> _Your goal_: Every record must be transcribed in its entirety, apart from the images, which are to be omitted.

[Dataset items]
= = = =
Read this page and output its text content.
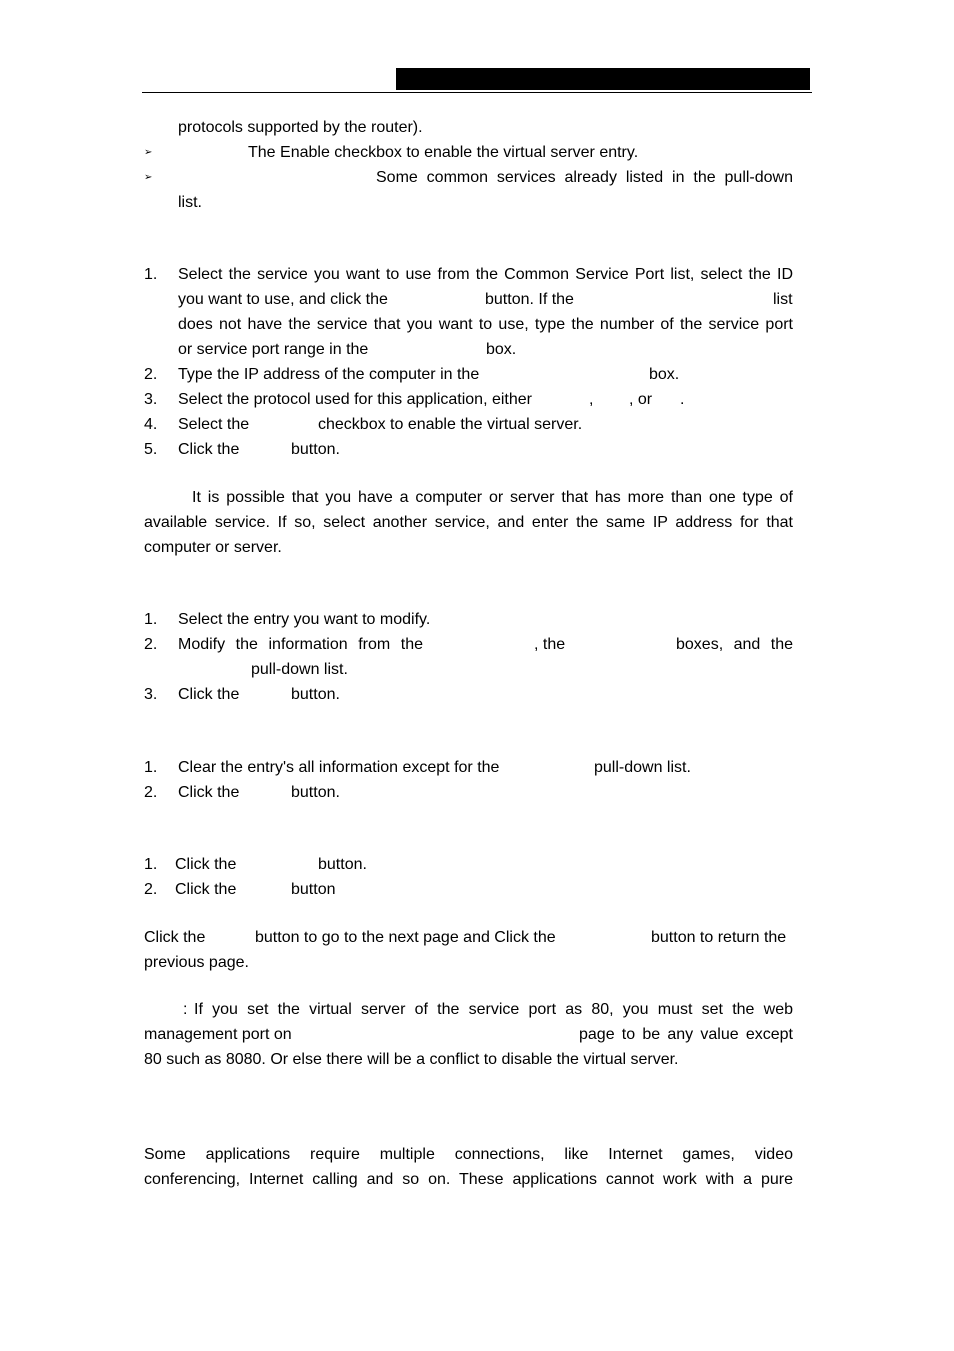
protocols supported by the router).
➢	The Enable checkbox to enable the virtual server entry.
➢	Some common services already listed in the pull-down
list.
1. Select the service you want to use from the Common Service Port list, select the ID
you want to use, and click the	button. If the	list
does not have the service that you want to use, type the number of the service port
or service port range in the	box.
2. Type the IP address of the computer in the	box.
3. Select the protocol used for this application, either	, , or .
4. Select the	checkbox to enable the virtual server.
5. Click the	button.
It is possible that you have a computer or server that has more than one type of
available service. If so, select another service, and enter the same IP address for that
computer or server.
1. Select the entry you want to modify.
2. Modify the information from the	, the	boxes, and the
pull-down list.
3. Click the	button.
1. Clear the entry's all information except for the	pull-down list.
2. Click the	button.
1. Click the	button.
2. Click the	button
Click the	button to go to the next page and Click the	button to return the
previous page.
: If you set the virtual server of the service port as 80, you must set the web
management port on	page to be any value except
80 such as 8080. Or else there will be a conflict to disable the virtual server.
Some applications require multiple connections, like Internet games, video
conferencing, Internet calling and so on. These applications cannot work with a pure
= = = =
> _Answer to the task_:
Read this page and output its text content.
protocols supported by the router).
➢	The Enable checkbox to enable the virtual server entry.
➢	Some common services already listed in the pull-down
list.
1. Select the service you want to use from the Common Service Port list, select the ID
you want to use, and click the	button. If the	list
does not have the service that you want to use, type the number of the service port
or service port range in the	box.
2. Type the IP address of the computer in the	box.
3. Select the protocol used for this application, either	, , or .
4. Select the	checkbox to enable the virtual server.
5. Click the	button.
It is possible that you have a computer or server that has more than one type of
available service. If so, select another service, and enter the same IP address for that
computer or server.
1. Select the entry you want to modify.
2. Modify the information from the	, the	boxes, and the
pull-down list.
3. Click the	button.
1. Clear the entry's all information except for the	pull-down list.
2. Click the	button.
1. Click the	button.
2. Click the	button
Click the	button to go to the next page and Click the	button to return the
previous page.
: If you set the virtual server of the service port as 80, you must set the web
management port on	page to be any value except
80 such as 8080. Or else there will be a conflict to disable the virtual server.
Some applications require multiple connections, like Internet games, video
conferencing, Internet calling and so on. These applications cannot work with a pure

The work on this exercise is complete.